:: Problem requirements ::
Reproduce every line of the records below verbatim, omitting the pictures.

*****

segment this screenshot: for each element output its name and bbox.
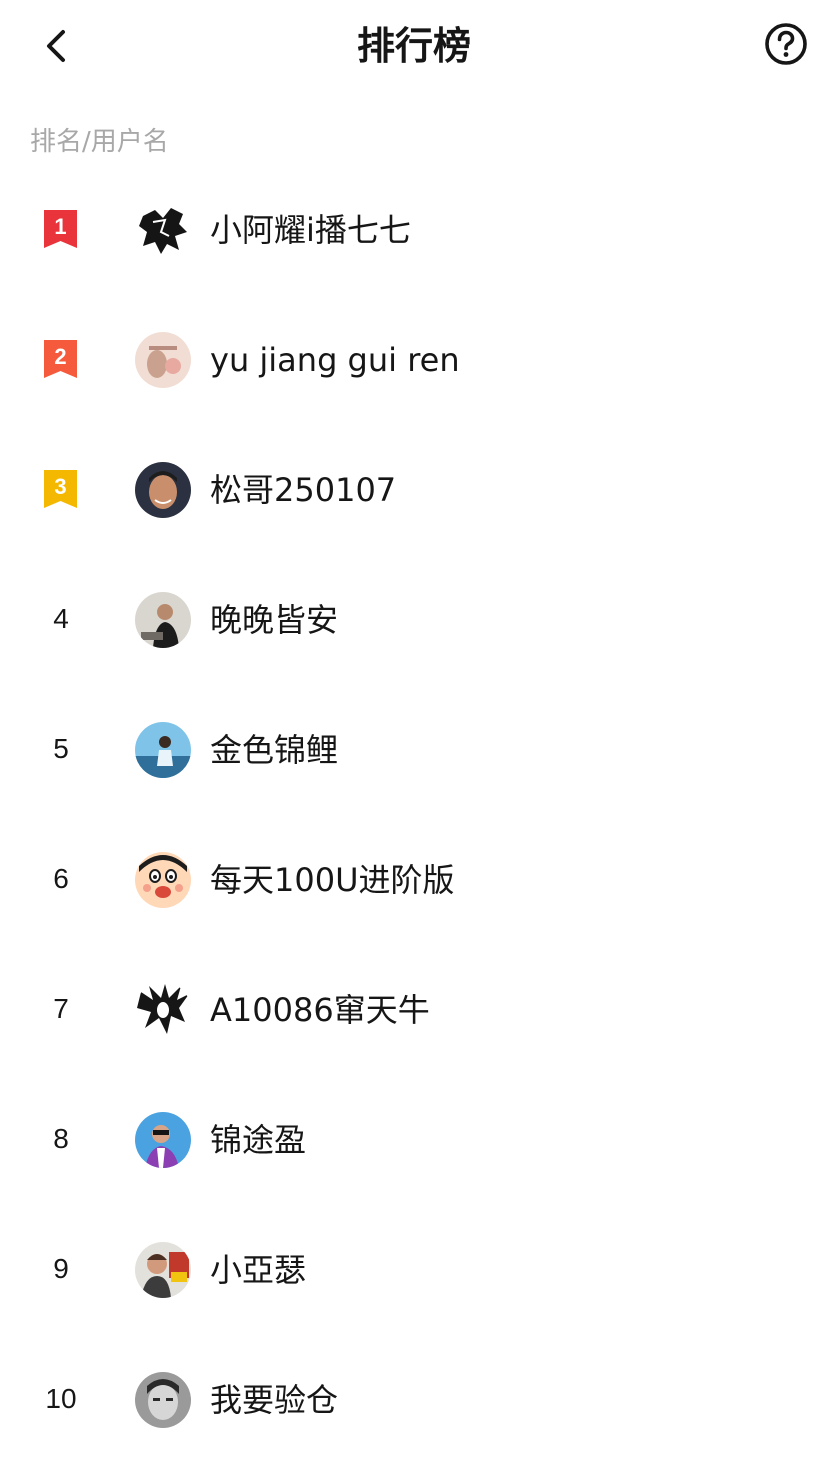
avatar-image xyxy=(135,852,191,908)
avatar[interactable] xyxy=(135,462,191,518)
rank-3-badge-icon: 3 xyxy=(44,470,77,508)
help-button[interactable] xyxy=(762,20,810,68)
rank-2-badge-icon: 2 xyxy=(44,340,77,378)
rank-number: 9 xyxy=(53,1253,69,1284)
avatar[interactable] xyxy=(135,332,191,388)
avatar-image xyxy=(135,332,191,388)
avatar[interactable] xyxy=(135,592,191,648)
column-header: 排名/用户名 xyxy=(30,127,169,157)
username: 金色锦鲤 xyxy=(210,731,339,769)
avatar[interactable] xyxy=(135,982,191,1038)
avatar[interactable] xyxy=(135,1372,191,1428)
username: yu jiang gui ren xyxy=(210,341,460,379)
avatar[interactable] xyxy=(135,202,191,258)
avatar[interactable] xyxy=(135,852,191,908)
rank-number: 5 xyxy=(53,733,69,764)
leaderboard-row[interactable]: 10 我要验仓 xyxy=(0,1336,828,1466)
rank-number: 4 xyxy=(53,603,69,634)
username: A10086窜天牛 xyxy=(210,991,430,1029)
username: 每天100U进阶版 xyxy=(210,861,455,899)
avatar-image xyxy=(135,1242,191,1298)
leaderboard-row[interactable]: 8 锦途盈 xyxy=(0,1076,828,1206)
leaderboard-row[interactable]: 5 金色锦鲤 xyxy=(0,686,828,816)
top-bar: 排行榜 xyxy=(0,0,828,90)
rank-label: 3 xyxy=(54,474,66,499)
leaderboard-row[interactable]: 3 松哥250107 xyxy=(0,426,828,556)
leaderboard-row[interactable]: 2 yu jiang gui ren xyxy=(0,296,828,426)
avatar-image xyxy=(135,202,191,258)
username: 松哥250107 xyxy=(210,471,397,509)
rank-1-badge-icon: 1 xyxy=(44,210,77,248)
username: 锦途盈 xyxy=(210,1121,307,1159)
leaderboard-row[interactable]: 4 晚晚皆安 xyxy=(0,556,828,686)
rank-label: 1 xyxy=(54,214,66,239)
avatar-image xyxy=(135,722,191,778)
leaderboard-row[interactable]: 9 小亞瑟 xyxy=(0,1206,828,1336)
username: 晚晚皆安 xyxy=(210,601,339,639)
rank-number: 7 xyxy=(53,993,69,1024)
rank-number: 6 xyxy=(53,863,69,894)
leaderboard-row[interactable]: 1 小阿耀i播七七 xyxy=(0,166,828,296)
rank-number: 10 xyxy=(45,1383,77,1414)
leaderboard-row[interactable]: 6 每天100U进阶版 xyxy=(0,816,828,946)
username: 小亞瑟 xyxy=(210,1251,307,1289)
avatar-image xyxy=(135,1112,191,1168)
username: 我要验仓 xyxy=(210,1381,339,1419)
avatar-image xyxy=(135,462,191,518)
username: 小阿耀i播七七 xyxy=(210,211,411,249)
avatar-image xyxy=(135,592,191,648)
leaderboard-list: 1 小阿耀i播七七 2 yu jiang gui ren 3 松哥250107 … xyxy=(0,166,828,1466)
avatar-image xyxy=(135,982,191,1038)
page-title: 排行榜 xyxy=(356,24,471,68)
rank-label: 2 xyxy=(54,344,66,369)
rank-number: 8 xyxy=(53,1123,69,1154)
avatar[interactable] xyxy=(135,1112,191,1168)
avatar-image xyxy=(135,1372,191,1428)
avatar[interactable] xyxy=(135,1242,191,1298)
question-circle-icon xyxy=(765,23,807,65)
avatar[interactable] xyxy=(135,722,191,778)
leaderboard-row[interactable]: 7 A10086窜天牛 xyxy=(0,946,828,1076)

*****

:: Written solution ::
segment this screenshot: for each element output its name and bbox.
avatar-image xyxy=(135,852,191,908)
avatar[interactable] xyxy=(135,462,191,518)
rank-3-badge-icon: 3 xyxy=(44,470,77,508)
help-button[interactable] xyxy=(762,20,810,68)
rank-2-badge-icon: 2 xyxy=(44,340,77,378)
rank-number: 9 xyxy=(53,1253,69,1284)
avatar[interactable] xyxy=(135,332,191,388)
avatar-image xyxy=(135,332,191,388)
avatar[interactable] xyxy=(135,592,191,648)
column-header: 排名/用户名 xyxy=(30,127,169,157)
username: 金色锦鲤 xyxy=(210,731,339,769)
avatar[interactable] xyxy=(135,982,191,1038)
avatar[interactable] xyxy=(135,1372,191,1428)
username: yu jiang gui ren xyxy=(210,341,460,379)
avatar[interactable] xyxy=(135,202,191,258)
avatar[interactable] xyxy=(135,852,191,908)
rank-number: 5 xyxy=(53,733,69,764)
leaderboard-row[interactable]: 10 我要验仓 xyxy=(0,1336,828,1466)
rank-number: 4 xyxy=(53,603,69,634)
username: A10086窜天牛 xyxy=(210,991,430,1029)
username: 每天100U进阶版 xyxy=(210,861,455,899)
avatar-image xyxy=(135,1242,191,1298)
leaderboard-row[interactable]: 8 锦途盈 xyxy=(0,1076,828,1206)
leaderboard-row[interactable]: 5 金色锦鲤 xyxy=(0,686,828,816)
top-bar: 排行榜 xyxy=(0,0,828,90)
rank-label: 3 xyxy=(54,474,66,499)
leaderboard-row[interactable]: 3 松哥250107 xyxy=(0,426,828,556)
leaderboard-row[interactable]: 2 yu jiang gui ren xyxy=(0,296,828,426)
avatar-image xyxy=(135,202,191,258)
username: 松哥250107 xyxy=(210,471,397,509)
rank-1-badge-icon: 1 xyxy=(44,210,77,248)
username: 锦途盈 xyxy=(210,1121,307,1159)
leaderboard-row[interactable]: 4 晚晚皆安 xyxy=(0,556,828,686)
rank-label: 1 xyxy=(54,214,66,239)
avatar-image xyxy=(135,722,191,778)
leaderboard-row[interactable]: 9 小亞瑟 xyxy=(0,1206,828,1336)
username: 晚晚皆安 xyxy=(210,601,339,639)
rank-number: 7 xyxy=(53,993,69,1024)
rank-number: 6 xyxy=(53,863,69,894)
leaderboard-row[interactable]: 1 小阿耀i播七七 xyxy=(0,166,828,296)
rank-number: 10 xyxy=(45,1383,77,1414)
leaderboard-row[interactable]: 6 每天100U进阶版 xyxy=(0,816,828,946)
username: 小亞瑟 xyxy=(210,1251,307,1289)
avatar-image xyxy=(135,1112,191,1168)
username: 我要验仓 xyxy=(210,1381,339,1419)
avatar-image xyxy=(135,462,191,518)
username: 小阿耀i播七七 xyxy=(210,211,411,249)
avatar-image xyxy=(135,592,191,648)
leaderboard-list: 1 小阿耀i播七七 2 yu jiang gui ren 3 松哥250107 … xyxy=(0,166,828,1466)
avatar-image xyxy=(135,982,191,1038)
page-title: 排行榜 xyxy=(356,24,471,68)
rank-label: 2 xyxy=(54,344,66,369)
rank-number: 8 xyxy=(53,1123,69,1154)
avatar[interactable] xyxy=(135,1112,191,1168)
avatar-image xyxy=(135,1372,191,1428)
avatar[interactable] xyxy=(135,1242,191,1298)
question-circle-icon xyxy=(765,23,807,65)
avatar[interactable] xyxy=(135,722,191,778)
leaderboard-row[interactable]: 7 A10086窜天牛 xyxy=(0,946,828,1076)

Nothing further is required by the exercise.